> _TASK DATA_
____________
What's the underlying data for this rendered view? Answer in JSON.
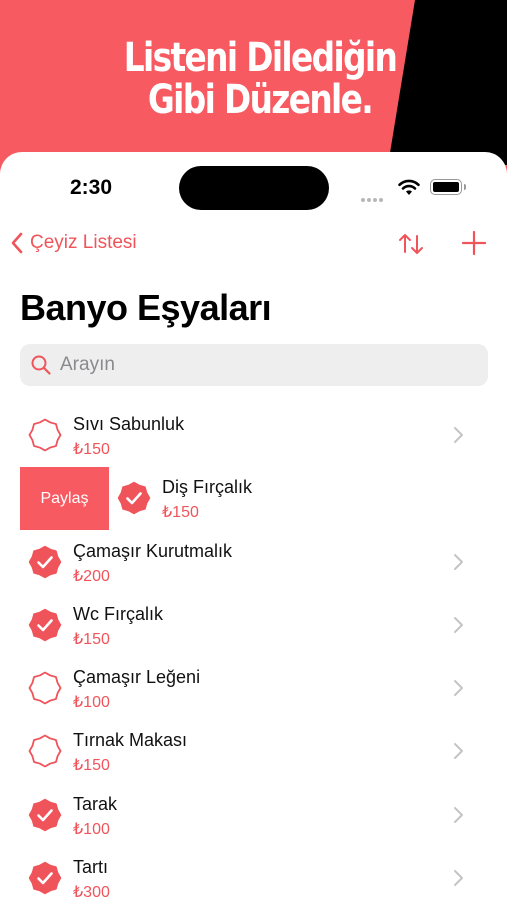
{
  "banner": {
    "line1": "Listeni Dilediğin",
    "line2": "Gibi Düzenle."
  },
  "status": {
    "time": "2:30"
  },
  "nav": {
    "back_label": "Çeyiz Listesi"
  },
  "page": {
    "title": "Banyo Eşyaları"
  },
  "search": {
    "placeholder": "Arayın"
  },
  "share_label": "Paylaş",
  "colors": {
    "accent": "#f0545b",
    "banner": "#f75a61"
  },
  "items": [
    {
      "name": "Sıvı Sabunluk",
      "price": "₺150",
      "checked": false
    },
    {
      "name": "Diş Fırçalık",
      "price": "₺150",
      "checked": true
    },
    {
      "name": "Çamaşır Kurutmalık",
      "price": "₺200",
      "checked": true
    },
    {
      "name": "Wc Fırçalık",
      "price": "₺150",
      "checked": true
    },
    {
      "name": "Çamaşır Leğeni",
      "price": "₺100",
      "checked": false
    },
    {
      "name": "Tırnak Makası",
      "price": "₺150",
      "checked": false
    },
    {
      "name": "Tarak",
      "price": "₺100",
      "checked": true
    },
    {
      "name": "Tartı",
      "price": "₺300",
      "checked": true
    }
  ]
}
____________
Reproduce the material word for word, minus the images.

What's the underlying data for this rendered view? Answer in JSON.
{
  "banner": {
    "line1": "Listeni Dilediğin",
    "line2": "Gibi Düzenle."
  },
  "status": {
    "time": "2:30"
  },
  "nav": {
    "back_label": "Çeyiz Listesi"
  },
  "page": {
    "title": "Banyo Eşyaları"
  },
  "search": {
    "placeholder": "Arayın"
  },
  "share_label": "Paylaş",
  "colors": {
    "accent": "#f0545b",
    "banner": "#f75a61"
  },
  "items": [
    {
      "name": "Sıvı Sabunluk",
      "price": "₺150",
      "checked": false
    },
    {
      "name": "Diş Fırçalık",
      "price": "₺150",
      "checked": true
    },
    {
      "name": "Çamaşır Kurutmalık",
      "price": "₺200",
      "checked": true
    },
    {
      "name": "Wc Fırçalık",
      "price": "₺150",
      "checked": true
    },
    {
      "name": "Çamaşır Leğeni",
      "price": "₺100",
      "checked": false
    },
    {
      "name": "Tırnak Makası",
      "price": "₺150",
      "checked": false
    },
    {
      "name": "Tarak",
      "price": "₺100",
      "checked": true
    },
    {
      "name": "Tartı",
      "price": "₺300",
      "checked": true
    }
  ]
}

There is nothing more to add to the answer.